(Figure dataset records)
========================

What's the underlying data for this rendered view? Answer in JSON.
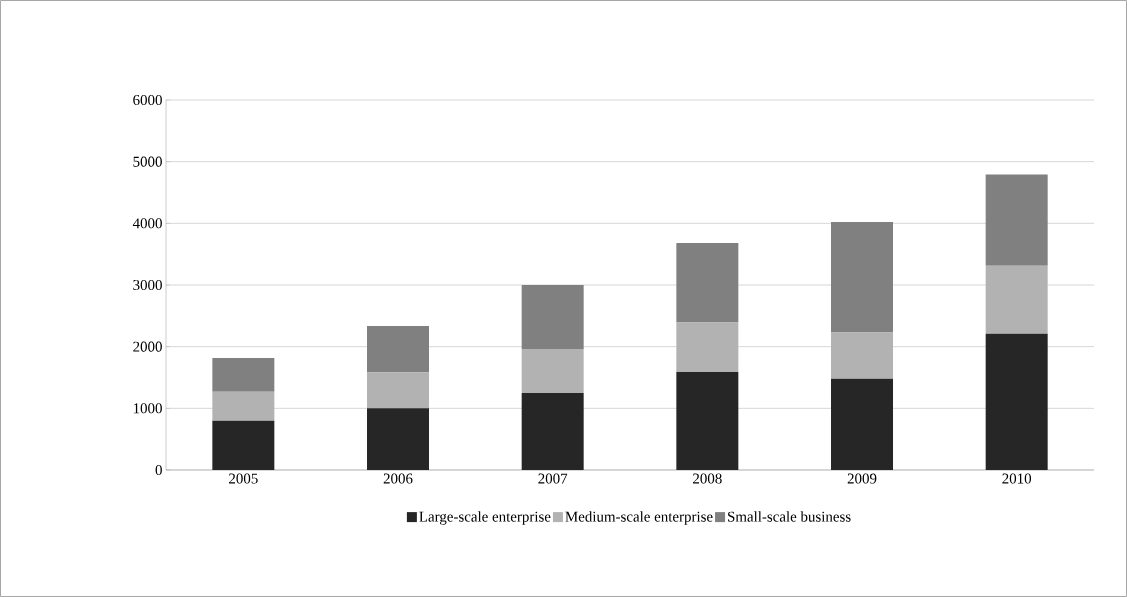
{
  "chart_data": {
    "type": "bar",
    "stacked": true,
    "categories": [
      "2005",
      "2006",
      "2007",
      "2008",
      "2009",
      "2010"
    ],
    "series": [
      {
        "name": "Large-scale  enterprise",
        "color": "#262626",
        "values": [
          800,
          1000,
          1250,
          1590,
          1480,
          2210
        ]
      },
      {
        "name": "Medium-scale  enterprise",
        "color": "#b2b2b2",
        "values": [
          470,
          585,
          710,
          800,
          750,
          1100
        ]
      },
      {
        "name": "Small-scale business",
        "color": "#808080",
        "values": [
          545,
          750,
          1040,
          1290,
          1790,
          1480
        ]
      }
    ],
    "ylim": [
      0,
      6000
    ],
    "yticks": [
      0,
      1000,
      2000,
      3000,
      4000,
      5000,
      6000
    ],
    "grid": "y",
    "legend": "bottom"
  }
}
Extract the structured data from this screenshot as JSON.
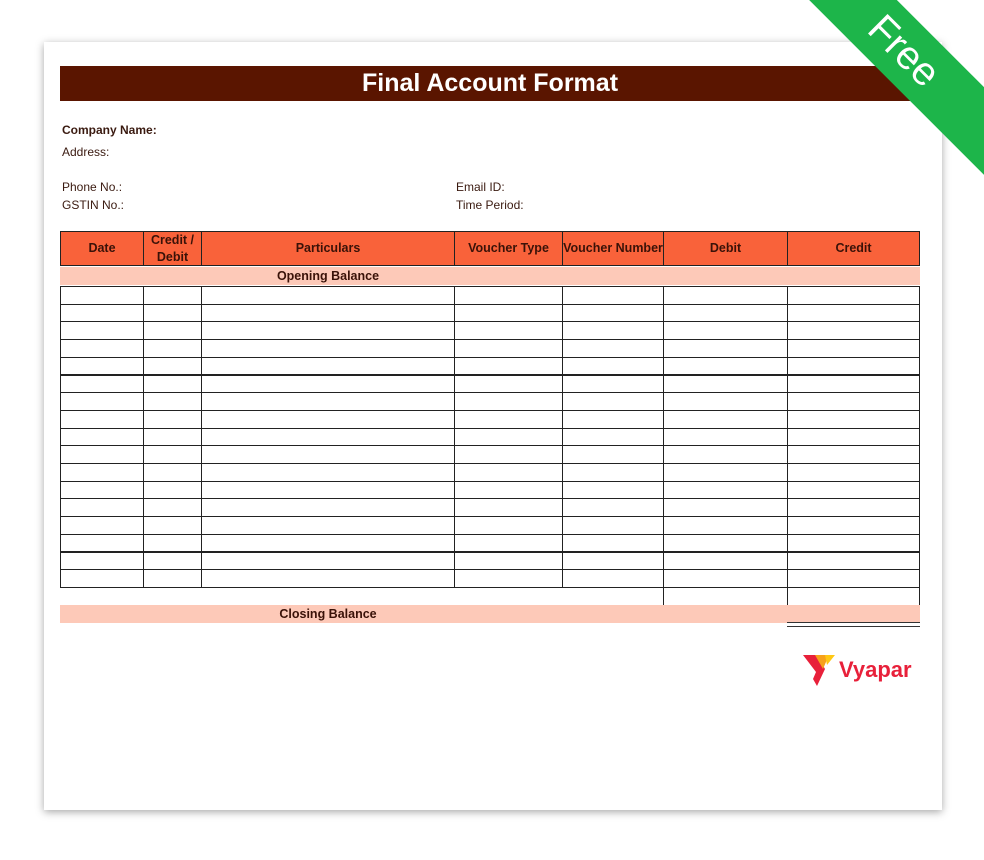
{
  "title": "Final Account Format",
  "ribbon": "Free",
  "info": {
    "company": "Company Name:",
    "address": "Address:",
    "phone": "Phone No.:",
    "gstin": "GSTIN No.:",
    "email": "Email ID:",
    "period": "Time Period:"
  },
  "table": {
    "headers": [
      "Date",
      "Credit / Debit",
      "Particulars",
      "Voucher Type",
      "Voucher Number",
      "Debit",
      "Credit"
    ],
    "opening": "Opening Balance",
    "closing": "Closing Balance"
  },
  "logo": {
    "text": "Vyapar",
    "colors": [
      "#e8203a",
      "#f7a11a",
      "#ffc814"
    ]
  }
}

========================

#### [WORK TO COMPLETE]
Make an exact copy of all entries above, dropping the images.

#### [RESPONSE TO THE TASK]
What's the underlying data for this rendered view? Answer in JSON.
{
  "chart_data": {
    "type": "bar",
    "stacked": true,
    "categories": [
      "2005",
      "2006",
      "2007",
      "2008",
      "2009",
      "2010"
    ],
    "series": [
      {
        "name": "Large-scale  enterprise",
        "color": "#262626",
        "values": [
          800,
          1000,
          1250,
          1590,
          1480,
          2210
        ]
      },
      {
        "name": "Medium-scale  enterprise",
        "color": "#b2b2b2",
        "values": [
          470,
          585,
          710,
          800,
          750,
          1100
        ]
      },
      {
        "name": "Small-scale business",
        "color": "#808080",
        "values": [
          545,
          750,
          1040,
          1290,
          1790,
          1480
        ]
      }
    ],
    "ylim": [
      0,
      6000
    ],
    "yticks": [
      0,
      1000,
      2000,
      3000,
      4000,
      5000,
      6000
    ],
    "grid": "y",
    "legend": "bottom"
  }
}
Extract the structured data from this screenshot as JSON.
{
  "title": "Final Account Format",
  "ribbon": "Free",
  "info": {
    "company": "Company Name:",
    "address": "Address:",
    "phone": "Phone No.:",
    "gstin": "GSTIN No.:",
    "email": "Email ID:",
    "period": "Time Period:"
  },
  "table": {
    "headers": [
      "Date",
      "Credit / Debit",
      "Particulars",
      "Voucher Type",
      "Voucher Number",
      "Debit",
      "Credit"
    ],
    "opening": "Opening Balance",
    "closing": "Closing Balance"
  },
  "logo": {
    "text": "Vyapar",
    "colors": [
      "#e8203a",
      "#f7a11a",
      "#ffc814"
    ]
  }
}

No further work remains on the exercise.